**Stored records**
┌──

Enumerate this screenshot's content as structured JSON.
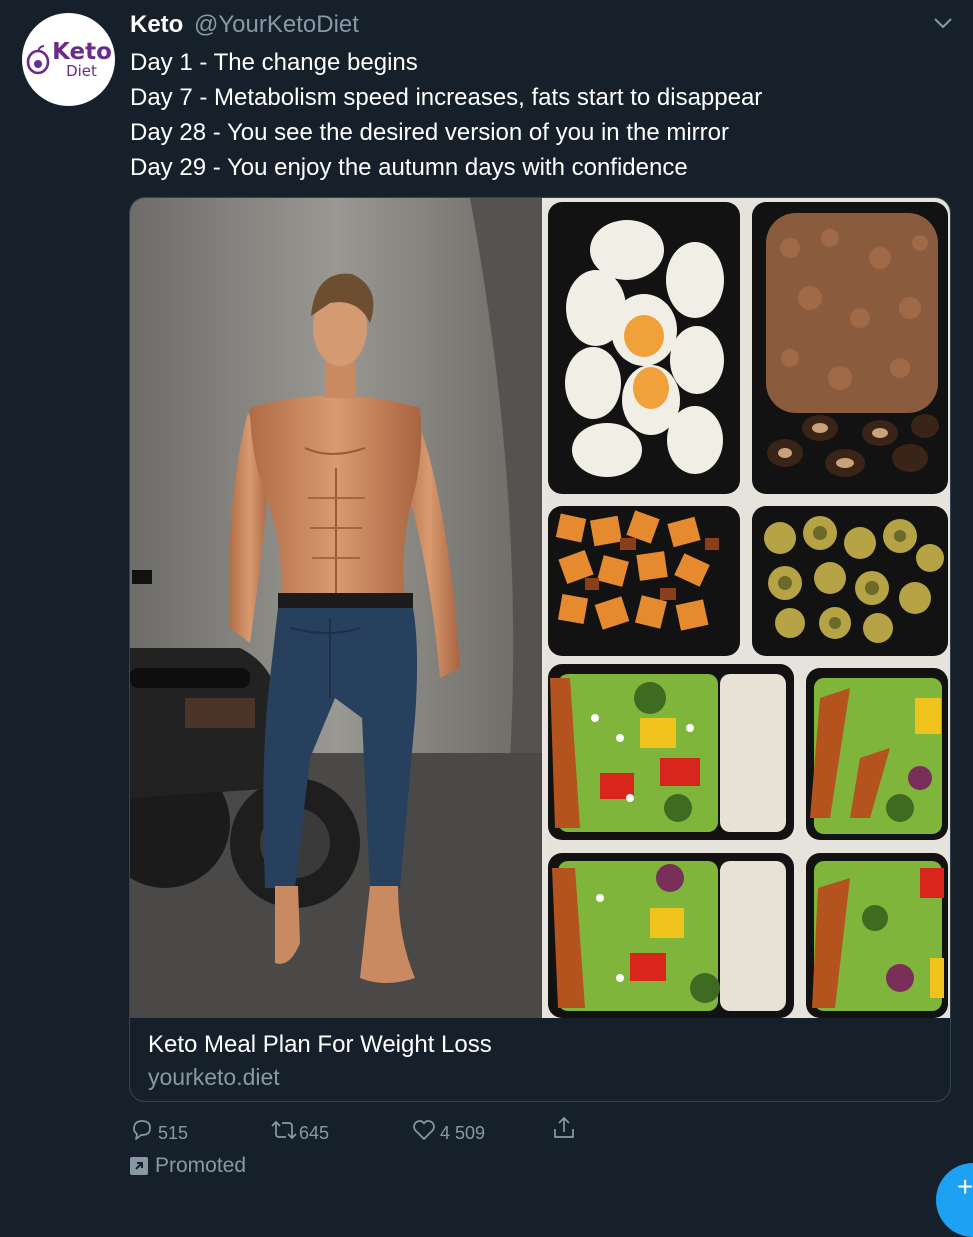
{
  "tweet": {
    "avatar_brand": "Keto",
    "avatar_sub": "Diet",
    "author_name": "Keto",
    "author_handle": "@YourKetoDiet",
    "lines": [
      "Day 1 - The change begins",
      "Day 7 - Metabolism speed increases, fats start to disappear",
      "Day 28 - You see the desired version of you in the mirror",
      "Day 29 - You enjoy the autumn days with confidence"
    ]
  },
  "card": {
    "title": "Keto Meal Plan For Weight Loss",
    "domain": "yourketo.diet",
    "image_left": "shirtless-man-with-motorcycle-photo",
    "image_right": "meal-prep-containers-photo"
  },
  "actions": {
    "reply_count": "515",
    "retweet_count": "645",
    "like_count": "4 509"
  },
  "promoted_label": "Promoted",
  "fab_symbol": "+",
  "icons": {
    "reply": "reply-icon",
    "retweet": "retweet-icon",
    "like": "heart-icon",
    "share": "share-icon",
    "menu": "chevron-down-icon",
    "promoted": "promoted-icon"
  },
  "colors": {
    "background": "#15202b",
    "text": "#ffffff",
    "secondary": "#8899a6",
    "border": "#38444d",
    "accent": "#1da1f2",
    "brand": "#6b2b8c"
  }
}
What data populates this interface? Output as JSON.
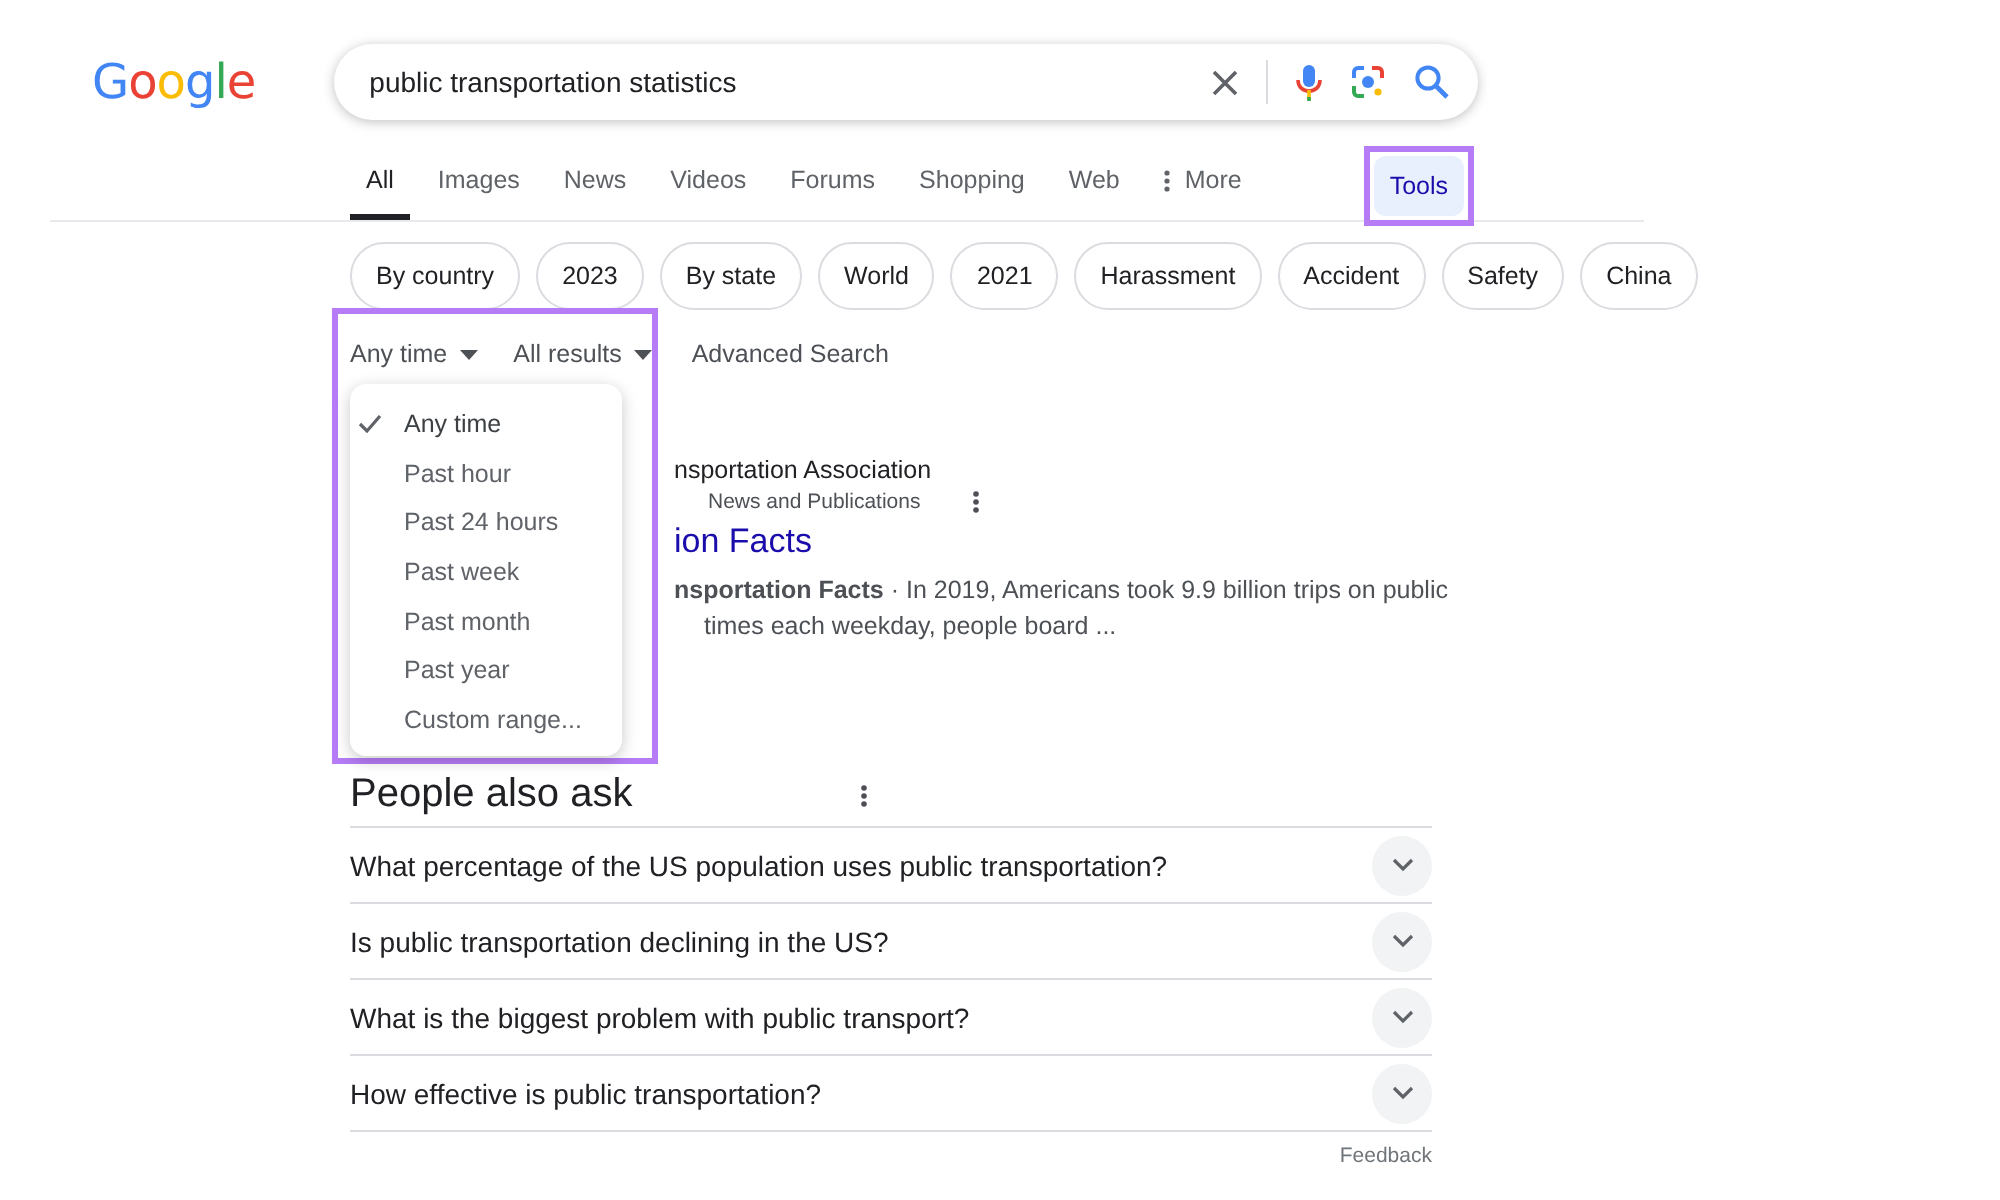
{
  "logo": "Google",
  "search": {
    "value": "public transportation statistics"
  },
  "tabs": [
    {
      "label": "All",
      "selected": true,
      "kind": "tab"
    },
    {
      "label": "Images",
      "selected": false,
      "kind": "tab"
    },
    {
      "label": "News",
      "selected": false,
      "kind": "tab"
    },
    {
      "label": "Videos",
      "selected": false,
      "kind": "tab"
    },
    {
      "label": "Forums",
      "selected": false,
      "kind": "tab"
    },
    {
      "label": "Shopping",
      "selected": false,
      "kind": "tab"
    },
    {
      "label": "Web",
      "selected": false,
      "kind": "tab"
    },
    {
      "label": "More",
      "selected": false,
      "kind": "more"
    }
  ],
  "tools": {
    "label": "Tools",
    "highlighted": true
  },
  "chips": [
    "By country",
    "2023",
    "By state",
    "World",
    "2021",
    "Harassment",
    "Accident",
    "Safety",
    "China"
  ],
  "filters": [
    "Any time",
    "All results"
  ],
  "advanced_search": "Advanced Search",
  "time_menu": {
    "highlighted": true,
    "options": [
      {
        "label": "Any time",
        "selected": true
      },
      {
        "label": "Past hour",
        "selected": false
      },
      {
        "label": "Past 24 hours",
        "selected": false
      },
      {
        "label": "Past week",
        "selected": false
      },
      {
        "label": "Past month",
        "selected": false
      },
      {
        "label": "Past year",
        "selected": false
      },
      {
        "label": "Custom range...",
        "selected": false
      }
    ]
  },
  "result": {
    "site": "nsportation Association",
    "breadcrumb": "News and Publications",
    "title": "ion Facts",
    "snippet_lines": [
      "**nsportation Facts** · In 2019, Americans took 9.9 billion trips on public",
      "times each weekday, people board ..."
    ]
  },
  "people_also_ask": {
    "heading": "People also ask",
    "questions": [
      "What percentage of the US population uses public transportation?",
      "Is public transportation declining in the US?",
      "What is the biggest problem with public transport?",
      "How effective is public transportation?"
    ]
  },
  "feedback": "Feedback"
}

└──

**TASK OBJECTIVE**
Select every line where the word "title" occurs.

**ANSWER TO THE TASK**
    "title": "Keto Meal Plan For Weight Loss",
    "title": "ion Facts",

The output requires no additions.